→ Required work
Scan the entries below. List each line with "warunki".

→ Listed records

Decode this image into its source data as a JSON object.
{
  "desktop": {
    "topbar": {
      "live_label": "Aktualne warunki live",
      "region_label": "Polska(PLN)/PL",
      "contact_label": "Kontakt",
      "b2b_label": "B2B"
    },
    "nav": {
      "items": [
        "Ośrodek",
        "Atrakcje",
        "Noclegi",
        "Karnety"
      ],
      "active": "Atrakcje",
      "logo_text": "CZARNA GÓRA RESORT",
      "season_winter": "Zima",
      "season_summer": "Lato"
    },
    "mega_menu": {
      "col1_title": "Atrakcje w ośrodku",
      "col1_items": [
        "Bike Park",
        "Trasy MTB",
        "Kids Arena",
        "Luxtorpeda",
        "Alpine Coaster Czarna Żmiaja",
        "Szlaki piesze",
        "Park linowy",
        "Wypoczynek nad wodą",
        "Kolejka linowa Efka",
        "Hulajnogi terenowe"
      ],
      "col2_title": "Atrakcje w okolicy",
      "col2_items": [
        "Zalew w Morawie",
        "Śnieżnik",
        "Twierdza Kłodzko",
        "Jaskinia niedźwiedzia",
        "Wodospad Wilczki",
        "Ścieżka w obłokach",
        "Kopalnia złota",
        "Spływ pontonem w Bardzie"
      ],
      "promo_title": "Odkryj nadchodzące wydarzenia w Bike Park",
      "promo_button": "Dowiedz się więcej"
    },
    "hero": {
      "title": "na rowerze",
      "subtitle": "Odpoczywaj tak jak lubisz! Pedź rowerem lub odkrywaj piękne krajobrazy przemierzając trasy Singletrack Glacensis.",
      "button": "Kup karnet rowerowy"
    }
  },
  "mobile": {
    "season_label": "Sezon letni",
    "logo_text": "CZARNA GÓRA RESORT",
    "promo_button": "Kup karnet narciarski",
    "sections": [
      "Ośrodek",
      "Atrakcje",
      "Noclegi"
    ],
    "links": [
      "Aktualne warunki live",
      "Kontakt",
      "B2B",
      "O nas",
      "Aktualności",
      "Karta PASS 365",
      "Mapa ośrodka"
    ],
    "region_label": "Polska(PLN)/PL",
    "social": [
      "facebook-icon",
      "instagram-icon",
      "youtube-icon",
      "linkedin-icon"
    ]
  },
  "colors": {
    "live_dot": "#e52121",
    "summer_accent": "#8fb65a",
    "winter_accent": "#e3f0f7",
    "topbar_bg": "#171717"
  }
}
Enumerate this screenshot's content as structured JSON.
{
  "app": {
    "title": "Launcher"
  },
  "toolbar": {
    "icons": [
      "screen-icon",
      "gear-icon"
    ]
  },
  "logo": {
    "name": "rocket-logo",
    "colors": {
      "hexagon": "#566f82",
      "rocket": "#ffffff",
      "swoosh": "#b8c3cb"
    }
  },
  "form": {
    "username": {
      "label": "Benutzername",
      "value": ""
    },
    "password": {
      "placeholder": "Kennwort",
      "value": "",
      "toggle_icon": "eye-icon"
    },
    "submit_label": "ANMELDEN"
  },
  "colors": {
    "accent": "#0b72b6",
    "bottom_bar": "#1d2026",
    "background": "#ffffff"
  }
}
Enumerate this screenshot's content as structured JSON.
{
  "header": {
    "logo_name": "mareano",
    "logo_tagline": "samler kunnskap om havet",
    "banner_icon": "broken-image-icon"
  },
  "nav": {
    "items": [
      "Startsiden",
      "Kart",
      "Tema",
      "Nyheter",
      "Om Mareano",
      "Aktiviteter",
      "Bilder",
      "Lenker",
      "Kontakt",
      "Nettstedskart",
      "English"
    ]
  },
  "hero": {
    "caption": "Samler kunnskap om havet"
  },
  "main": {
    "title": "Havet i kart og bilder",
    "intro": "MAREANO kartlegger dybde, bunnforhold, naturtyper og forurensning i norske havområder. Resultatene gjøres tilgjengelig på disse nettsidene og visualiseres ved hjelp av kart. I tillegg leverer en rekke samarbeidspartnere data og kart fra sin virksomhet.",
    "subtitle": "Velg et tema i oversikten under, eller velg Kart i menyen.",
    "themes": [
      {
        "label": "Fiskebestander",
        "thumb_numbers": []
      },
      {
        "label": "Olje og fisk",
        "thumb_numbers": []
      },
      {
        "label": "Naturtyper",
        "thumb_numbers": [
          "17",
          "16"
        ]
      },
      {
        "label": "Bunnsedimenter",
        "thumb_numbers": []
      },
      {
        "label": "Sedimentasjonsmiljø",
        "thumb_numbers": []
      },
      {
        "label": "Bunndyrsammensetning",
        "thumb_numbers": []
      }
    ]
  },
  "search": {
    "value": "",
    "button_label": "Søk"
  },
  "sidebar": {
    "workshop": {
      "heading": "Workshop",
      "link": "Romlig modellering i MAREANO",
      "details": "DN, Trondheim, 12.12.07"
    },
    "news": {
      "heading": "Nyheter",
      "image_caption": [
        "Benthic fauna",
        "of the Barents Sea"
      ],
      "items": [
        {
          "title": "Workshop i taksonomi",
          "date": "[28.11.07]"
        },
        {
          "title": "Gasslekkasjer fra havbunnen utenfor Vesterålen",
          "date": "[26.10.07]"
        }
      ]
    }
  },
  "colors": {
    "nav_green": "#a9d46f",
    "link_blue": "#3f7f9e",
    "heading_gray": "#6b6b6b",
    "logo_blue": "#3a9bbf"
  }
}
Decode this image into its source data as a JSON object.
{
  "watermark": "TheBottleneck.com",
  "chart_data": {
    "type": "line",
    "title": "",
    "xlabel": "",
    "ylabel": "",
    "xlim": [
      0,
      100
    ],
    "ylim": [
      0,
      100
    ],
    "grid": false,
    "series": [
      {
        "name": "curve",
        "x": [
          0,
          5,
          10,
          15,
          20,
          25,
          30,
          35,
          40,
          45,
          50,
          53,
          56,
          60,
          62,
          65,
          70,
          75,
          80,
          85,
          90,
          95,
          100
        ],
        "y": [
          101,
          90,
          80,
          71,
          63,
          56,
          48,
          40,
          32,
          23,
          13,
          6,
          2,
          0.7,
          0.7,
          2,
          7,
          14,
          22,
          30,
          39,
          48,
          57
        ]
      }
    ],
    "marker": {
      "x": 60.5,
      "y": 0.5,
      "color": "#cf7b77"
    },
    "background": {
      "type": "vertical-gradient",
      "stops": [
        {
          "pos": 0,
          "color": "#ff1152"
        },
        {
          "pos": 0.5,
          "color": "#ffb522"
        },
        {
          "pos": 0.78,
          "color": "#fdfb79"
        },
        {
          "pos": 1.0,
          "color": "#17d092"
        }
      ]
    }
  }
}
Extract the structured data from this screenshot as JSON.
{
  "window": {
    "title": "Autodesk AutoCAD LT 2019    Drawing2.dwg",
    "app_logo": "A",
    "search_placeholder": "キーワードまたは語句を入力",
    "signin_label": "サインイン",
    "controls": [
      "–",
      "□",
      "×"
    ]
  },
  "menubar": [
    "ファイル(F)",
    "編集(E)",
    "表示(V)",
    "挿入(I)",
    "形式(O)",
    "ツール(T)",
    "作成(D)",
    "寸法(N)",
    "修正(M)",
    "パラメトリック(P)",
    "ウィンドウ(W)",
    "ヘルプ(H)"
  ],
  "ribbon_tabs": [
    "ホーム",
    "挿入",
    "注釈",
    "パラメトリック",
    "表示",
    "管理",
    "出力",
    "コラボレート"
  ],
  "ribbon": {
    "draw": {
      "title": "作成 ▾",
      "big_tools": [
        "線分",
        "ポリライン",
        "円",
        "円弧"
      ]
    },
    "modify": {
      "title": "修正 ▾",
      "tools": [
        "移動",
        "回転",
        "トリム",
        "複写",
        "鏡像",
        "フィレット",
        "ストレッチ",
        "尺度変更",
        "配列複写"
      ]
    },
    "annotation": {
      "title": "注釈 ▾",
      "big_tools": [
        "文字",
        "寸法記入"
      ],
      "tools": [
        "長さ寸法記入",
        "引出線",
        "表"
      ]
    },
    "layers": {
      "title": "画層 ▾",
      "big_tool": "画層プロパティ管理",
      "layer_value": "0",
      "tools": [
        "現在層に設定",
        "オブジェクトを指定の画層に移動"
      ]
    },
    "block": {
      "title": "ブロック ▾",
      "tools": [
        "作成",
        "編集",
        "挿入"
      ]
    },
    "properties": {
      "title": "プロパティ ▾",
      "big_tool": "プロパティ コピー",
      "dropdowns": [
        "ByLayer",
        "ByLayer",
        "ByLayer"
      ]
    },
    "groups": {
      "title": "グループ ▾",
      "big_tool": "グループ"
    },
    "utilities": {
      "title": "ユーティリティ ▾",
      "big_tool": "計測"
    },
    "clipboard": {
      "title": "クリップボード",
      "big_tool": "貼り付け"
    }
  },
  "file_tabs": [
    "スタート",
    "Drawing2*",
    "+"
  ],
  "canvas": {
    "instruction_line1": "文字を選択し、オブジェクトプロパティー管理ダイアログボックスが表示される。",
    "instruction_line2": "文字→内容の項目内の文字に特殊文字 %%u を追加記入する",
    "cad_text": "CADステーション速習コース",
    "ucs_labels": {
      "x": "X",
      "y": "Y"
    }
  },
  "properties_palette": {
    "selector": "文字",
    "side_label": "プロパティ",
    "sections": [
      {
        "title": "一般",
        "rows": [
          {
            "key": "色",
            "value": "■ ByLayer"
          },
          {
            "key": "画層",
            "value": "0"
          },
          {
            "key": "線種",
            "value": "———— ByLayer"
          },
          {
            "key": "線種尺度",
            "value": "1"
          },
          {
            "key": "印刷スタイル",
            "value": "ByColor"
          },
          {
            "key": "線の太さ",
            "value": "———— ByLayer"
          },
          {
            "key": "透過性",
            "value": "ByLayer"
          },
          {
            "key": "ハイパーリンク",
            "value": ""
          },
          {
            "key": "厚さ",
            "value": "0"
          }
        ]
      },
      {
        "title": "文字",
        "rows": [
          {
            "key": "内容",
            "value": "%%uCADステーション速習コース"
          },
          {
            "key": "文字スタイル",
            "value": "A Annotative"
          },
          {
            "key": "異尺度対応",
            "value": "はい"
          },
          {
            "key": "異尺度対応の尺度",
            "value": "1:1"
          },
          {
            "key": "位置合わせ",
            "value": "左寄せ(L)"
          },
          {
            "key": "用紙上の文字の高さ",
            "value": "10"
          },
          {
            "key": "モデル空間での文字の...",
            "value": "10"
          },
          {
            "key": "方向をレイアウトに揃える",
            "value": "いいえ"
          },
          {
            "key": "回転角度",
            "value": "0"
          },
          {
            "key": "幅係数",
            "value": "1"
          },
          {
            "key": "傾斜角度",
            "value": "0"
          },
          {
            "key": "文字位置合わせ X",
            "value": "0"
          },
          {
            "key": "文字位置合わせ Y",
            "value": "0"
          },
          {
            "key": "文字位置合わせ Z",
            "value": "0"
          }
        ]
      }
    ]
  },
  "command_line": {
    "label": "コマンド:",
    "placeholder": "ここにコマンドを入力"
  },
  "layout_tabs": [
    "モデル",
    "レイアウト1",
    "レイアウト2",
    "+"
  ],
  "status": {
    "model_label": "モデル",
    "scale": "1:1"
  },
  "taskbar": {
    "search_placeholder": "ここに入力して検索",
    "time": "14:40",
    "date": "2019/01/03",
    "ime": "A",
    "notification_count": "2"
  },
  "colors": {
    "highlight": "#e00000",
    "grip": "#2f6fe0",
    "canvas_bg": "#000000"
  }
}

→ Output below
      "live_label": "Aktualne warunki live",
      "Aktualne warunki live",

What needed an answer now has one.